* _TAREAS A REALIZAR_:
a. Enumera todas las marcas de servicios tecnológicos comerciales que se nombran en el fragmento sobre la pandemia y el pan casero.
b. Transcribe sin cambios el pasaje del fragmento del documento que va desde «Hoy pasé una» hasta «levadura y mi pan.», ambos incluidos.

* _FRAGMENTO DEL DOCUMENTO_:

* * * * *

En España los asintomáticos podrán ser aislados por ley, anuncian hoy los periódicos. Como los apáticos en las revoluciones. Quienes no muestran síntomas, pero están enfermos y llevan dentro la ponzoña que infecta, son el principal objeto de interés del etiólogo y el ideólogo, esas dos maneras de ser detective con ínfulas y a veces también con suerte de juez.

Y no vale excusarse en el interés general para defender el confinamiento de los primeros, mientras se aboga por la libertad de los segundos. No es obligatoriamente mejor el régimen que busca la protección de los octogenarios a los que amenaza una gripe, que el que protege a los adolescentes amenazados por conductas que el censor juzga repudiables como virus. Y aunque nos cueste verlo ahora, metidos en pandémica harina, la diferencia a estos efectos entre el político rodeado de técnicos y el dictador rodeado de sus secuaces es tan pequeña como el coronavirus este que nos quita el sueño, porque también nos quiere quitar la vida.

La harina, precisamente, la harina de trigo, escasea en la Barcelona asolada por la peste. También la levadura ha desaparecido de los anaqueles de los supermercados. Por lo visto, en el nuevo Medioevo los urbanitas quieren hacer pan en casa. Ansían sentarse con hogaza de su propia hornada ante Netflix o HBO, esos espejitos de alquiler. Ya era esta una afición que entretenía el ocio y la conversación en Occidente antes de la llegada de la pandemia. Pero ahora amenaza con convertirse en otra epidemia: la de gente con estudios, salario decente, medio pasado y un cuarto de futuro que desfila frente a las decenas de estupendas panaderías de su barrio mirándolas con desdén y un punto de suficiencia, porque prefiere enharinarse los brazos y amasar pan en la cocina de su casa mientras ronronea el gato y Siri canta los términos. Si soñabas con que «el mundo futuro» fuera más justo, ya te anuncio que no lo será con los panaderos, que serán, ¡quién lo iba a decir!, los grandes perdedores del ensimismado paisaje que sustituirá a la globalización echada a patadas por los populismos de derechas e izquierdas.

Hoy pasé una hora muy agradable invitado al programa de radio de la Casa de Rusia en Barcelona. Fue mi manera de hacer pan en semanas en las que todo el mundo habla o canta desde su casa de todo lo habido y por haber. Estos streamers de hoy que somos lo que las strippers de ayer, y de siempre. Hablamos de libros rusos y traducción, asuntos que son mi levadura y mi pan.

* * * * *

* _MATERIAL MOSTRADO_:
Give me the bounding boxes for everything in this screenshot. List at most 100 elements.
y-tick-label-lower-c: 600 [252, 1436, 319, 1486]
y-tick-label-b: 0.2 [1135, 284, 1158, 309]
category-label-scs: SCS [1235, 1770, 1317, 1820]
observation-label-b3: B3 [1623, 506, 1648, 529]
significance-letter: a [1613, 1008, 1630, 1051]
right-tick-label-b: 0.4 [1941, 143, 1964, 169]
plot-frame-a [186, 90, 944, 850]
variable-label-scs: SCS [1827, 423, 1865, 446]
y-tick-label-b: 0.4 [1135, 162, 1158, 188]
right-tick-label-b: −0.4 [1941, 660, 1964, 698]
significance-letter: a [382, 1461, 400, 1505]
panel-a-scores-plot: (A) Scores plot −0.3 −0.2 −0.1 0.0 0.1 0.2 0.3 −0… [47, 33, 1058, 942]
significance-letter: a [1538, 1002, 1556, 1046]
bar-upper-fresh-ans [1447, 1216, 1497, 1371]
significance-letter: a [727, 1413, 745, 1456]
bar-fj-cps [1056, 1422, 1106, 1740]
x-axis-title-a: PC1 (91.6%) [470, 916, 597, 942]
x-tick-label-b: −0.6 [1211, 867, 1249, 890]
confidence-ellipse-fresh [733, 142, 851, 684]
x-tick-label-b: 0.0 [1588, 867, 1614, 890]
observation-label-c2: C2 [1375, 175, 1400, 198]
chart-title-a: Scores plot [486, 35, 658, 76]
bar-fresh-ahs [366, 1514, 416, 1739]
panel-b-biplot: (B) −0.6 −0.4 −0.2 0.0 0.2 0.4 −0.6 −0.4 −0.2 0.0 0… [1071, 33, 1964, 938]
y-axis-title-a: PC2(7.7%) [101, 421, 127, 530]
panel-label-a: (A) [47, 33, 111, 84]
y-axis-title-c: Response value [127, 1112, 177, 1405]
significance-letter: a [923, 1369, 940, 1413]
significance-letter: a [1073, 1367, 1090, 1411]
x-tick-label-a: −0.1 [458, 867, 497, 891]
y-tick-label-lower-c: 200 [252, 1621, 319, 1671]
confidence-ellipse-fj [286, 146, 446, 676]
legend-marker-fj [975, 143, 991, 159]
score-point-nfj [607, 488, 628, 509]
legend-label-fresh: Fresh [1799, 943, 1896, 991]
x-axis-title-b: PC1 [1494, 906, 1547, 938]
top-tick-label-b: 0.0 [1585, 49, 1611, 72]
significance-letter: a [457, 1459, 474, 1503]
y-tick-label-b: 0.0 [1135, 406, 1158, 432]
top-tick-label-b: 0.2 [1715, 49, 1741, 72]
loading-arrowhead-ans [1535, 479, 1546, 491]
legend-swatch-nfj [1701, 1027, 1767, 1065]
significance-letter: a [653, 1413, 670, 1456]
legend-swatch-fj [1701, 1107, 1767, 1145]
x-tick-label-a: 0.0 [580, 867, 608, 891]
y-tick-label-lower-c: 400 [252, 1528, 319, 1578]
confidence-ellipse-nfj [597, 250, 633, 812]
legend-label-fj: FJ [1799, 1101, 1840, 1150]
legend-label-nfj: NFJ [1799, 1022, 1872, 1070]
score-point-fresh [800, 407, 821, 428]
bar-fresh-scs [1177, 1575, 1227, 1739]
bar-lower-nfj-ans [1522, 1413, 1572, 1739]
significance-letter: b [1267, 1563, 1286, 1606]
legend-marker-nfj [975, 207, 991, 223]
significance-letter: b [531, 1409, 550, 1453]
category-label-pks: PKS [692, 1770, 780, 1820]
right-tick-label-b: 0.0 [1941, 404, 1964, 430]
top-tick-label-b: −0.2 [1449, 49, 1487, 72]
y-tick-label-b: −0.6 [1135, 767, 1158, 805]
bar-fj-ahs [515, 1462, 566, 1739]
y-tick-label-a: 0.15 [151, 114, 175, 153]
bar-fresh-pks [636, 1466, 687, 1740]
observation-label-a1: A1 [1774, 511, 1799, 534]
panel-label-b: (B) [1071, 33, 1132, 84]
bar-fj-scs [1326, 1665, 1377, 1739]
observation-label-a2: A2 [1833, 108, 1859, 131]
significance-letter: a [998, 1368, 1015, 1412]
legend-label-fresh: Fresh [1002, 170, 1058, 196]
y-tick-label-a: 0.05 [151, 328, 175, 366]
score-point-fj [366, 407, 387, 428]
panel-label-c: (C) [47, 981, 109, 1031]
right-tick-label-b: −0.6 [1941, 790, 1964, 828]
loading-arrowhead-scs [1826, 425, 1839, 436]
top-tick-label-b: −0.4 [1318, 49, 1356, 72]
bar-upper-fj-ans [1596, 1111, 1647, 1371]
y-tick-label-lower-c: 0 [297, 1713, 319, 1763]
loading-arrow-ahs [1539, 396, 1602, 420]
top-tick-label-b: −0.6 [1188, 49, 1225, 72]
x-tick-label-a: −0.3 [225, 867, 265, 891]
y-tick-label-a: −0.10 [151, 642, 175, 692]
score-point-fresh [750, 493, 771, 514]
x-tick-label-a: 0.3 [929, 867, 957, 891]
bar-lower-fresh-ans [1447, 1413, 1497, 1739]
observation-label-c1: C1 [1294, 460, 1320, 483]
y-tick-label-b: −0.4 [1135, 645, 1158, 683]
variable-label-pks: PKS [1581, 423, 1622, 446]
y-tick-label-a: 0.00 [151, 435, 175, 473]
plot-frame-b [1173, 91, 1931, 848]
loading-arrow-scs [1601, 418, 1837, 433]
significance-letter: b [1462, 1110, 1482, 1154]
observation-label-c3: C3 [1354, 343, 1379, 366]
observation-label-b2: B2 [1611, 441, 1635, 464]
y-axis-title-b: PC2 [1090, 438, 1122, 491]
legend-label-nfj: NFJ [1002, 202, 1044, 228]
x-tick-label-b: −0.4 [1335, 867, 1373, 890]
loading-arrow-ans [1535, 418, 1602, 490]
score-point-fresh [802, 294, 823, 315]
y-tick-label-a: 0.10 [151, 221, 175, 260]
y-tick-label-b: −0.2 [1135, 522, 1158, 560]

* * * * *

* _RESULTADOS OBTENIDOS_:
a. Netflix, HBO, Siri

b.
Hoy pasé una hora muy agradable invitado al programa de radio de la Casa de Rusia en Barcelona. Fue mi manera de hacer pan en semanas en las que todo el mundo habla o canta desde su casa de todo lo habido y por haber. Estos streamers de hoy que somos lo que las strippers de ayer, y de siempre. Hablamos de libros rusos y traducción, asuntos que son mi levadura y mi pan.